(Dataset rows about figures)
──────────
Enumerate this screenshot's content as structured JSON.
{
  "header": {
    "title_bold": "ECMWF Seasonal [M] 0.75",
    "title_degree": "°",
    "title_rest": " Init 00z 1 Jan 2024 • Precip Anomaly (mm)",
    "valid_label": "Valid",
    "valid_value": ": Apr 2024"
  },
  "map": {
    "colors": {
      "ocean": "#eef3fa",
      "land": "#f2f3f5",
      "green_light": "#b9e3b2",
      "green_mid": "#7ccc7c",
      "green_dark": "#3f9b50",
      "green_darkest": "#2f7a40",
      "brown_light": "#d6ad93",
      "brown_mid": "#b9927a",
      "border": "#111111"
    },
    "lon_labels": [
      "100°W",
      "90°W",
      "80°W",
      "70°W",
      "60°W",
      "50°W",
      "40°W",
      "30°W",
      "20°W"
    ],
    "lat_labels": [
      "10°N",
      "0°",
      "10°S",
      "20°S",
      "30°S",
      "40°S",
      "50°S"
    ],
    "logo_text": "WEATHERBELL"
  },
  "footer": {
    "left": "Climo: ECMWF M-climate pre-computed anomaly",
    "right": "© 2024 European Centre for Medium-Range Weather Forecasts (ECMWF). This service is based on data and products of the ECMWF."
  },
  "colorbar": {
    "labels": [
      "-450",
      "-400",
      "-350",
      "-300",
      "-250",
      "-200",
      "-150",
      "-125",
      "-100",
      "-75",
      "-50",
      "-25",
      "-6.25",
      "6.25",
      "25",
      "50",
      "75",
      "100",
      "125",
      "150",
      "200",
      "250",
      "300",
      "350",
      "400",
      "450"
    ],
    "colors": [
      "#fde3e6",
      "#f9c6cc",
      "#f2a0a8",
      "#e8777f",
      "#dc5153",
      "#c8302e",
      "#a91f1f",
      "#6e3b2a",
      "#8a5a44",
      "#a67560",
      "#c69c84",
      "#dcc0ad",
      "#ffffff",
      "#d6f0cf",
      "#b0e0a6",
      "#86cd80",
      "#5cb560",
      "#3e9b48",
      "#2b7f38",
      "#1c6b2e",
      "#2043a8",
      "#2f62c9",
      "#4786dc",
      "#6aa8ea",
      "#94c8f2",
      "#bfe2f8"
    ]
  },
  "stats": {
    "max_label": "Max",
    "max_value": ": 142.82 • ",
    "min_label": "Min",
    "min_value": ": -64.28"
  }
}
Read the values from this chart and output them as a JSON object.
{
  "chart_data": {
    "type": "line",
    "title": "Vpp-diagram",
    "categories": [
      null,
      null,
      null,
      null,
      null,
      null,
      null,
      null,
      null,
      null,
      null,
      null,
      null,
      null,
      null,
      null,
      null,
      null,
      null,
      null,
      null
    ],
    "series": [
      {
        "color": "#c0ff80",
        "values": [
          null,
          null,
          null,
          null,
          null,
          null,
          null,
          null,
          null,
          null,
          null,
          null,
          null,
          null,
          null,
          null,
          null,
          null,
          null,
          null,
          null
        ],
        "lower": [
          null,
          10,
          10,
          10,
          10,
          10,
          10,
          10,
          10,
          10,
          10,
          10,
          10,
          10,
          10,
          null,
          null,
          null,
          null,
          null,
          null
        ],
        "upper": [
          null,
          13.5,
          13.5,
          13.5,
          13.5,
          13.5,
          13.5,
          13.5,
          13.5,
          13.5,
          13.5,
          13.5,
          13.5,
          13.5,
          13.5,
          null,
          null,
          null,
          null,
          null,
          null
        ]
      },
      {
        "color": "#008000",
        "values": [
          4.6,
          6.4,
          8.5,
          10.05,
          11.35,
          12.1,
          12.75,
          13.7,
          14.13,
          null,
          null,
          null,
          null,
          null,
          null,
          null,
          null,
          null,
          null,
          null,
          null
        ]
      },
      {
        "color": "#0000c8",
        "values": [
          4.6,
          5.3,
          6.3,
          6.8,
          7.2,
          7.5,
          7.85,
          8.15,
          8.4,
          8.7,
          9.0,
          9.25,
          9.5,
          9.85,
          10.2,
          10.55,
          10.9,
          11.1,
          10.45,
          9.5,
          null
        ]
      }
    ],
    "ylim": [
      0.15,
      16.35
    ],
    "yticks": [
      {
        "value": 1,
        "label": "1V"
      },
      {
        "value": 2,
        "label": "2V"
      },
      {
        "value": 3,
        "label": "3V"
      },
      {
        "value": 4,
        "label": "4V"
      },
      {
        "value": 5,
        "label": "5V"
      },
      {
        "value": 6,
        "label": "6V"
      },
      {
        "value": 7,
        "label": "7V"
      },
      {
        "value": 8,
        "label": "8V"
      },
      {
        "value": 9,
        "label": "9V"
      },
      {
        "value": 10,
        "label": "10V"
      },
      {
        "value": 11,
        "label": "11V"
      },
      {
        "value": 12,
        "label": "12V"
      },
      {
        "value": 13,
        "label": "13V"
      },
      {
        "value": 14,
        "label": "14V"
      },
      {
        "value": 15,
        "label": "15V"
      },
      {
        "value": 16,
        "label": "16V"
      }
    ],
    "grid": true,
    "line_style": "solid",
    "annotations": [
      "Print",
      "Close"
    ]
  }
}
──────────
Task: Say how many lines hold the word "ECMWF", giving the number and nothing else.

The solution: 3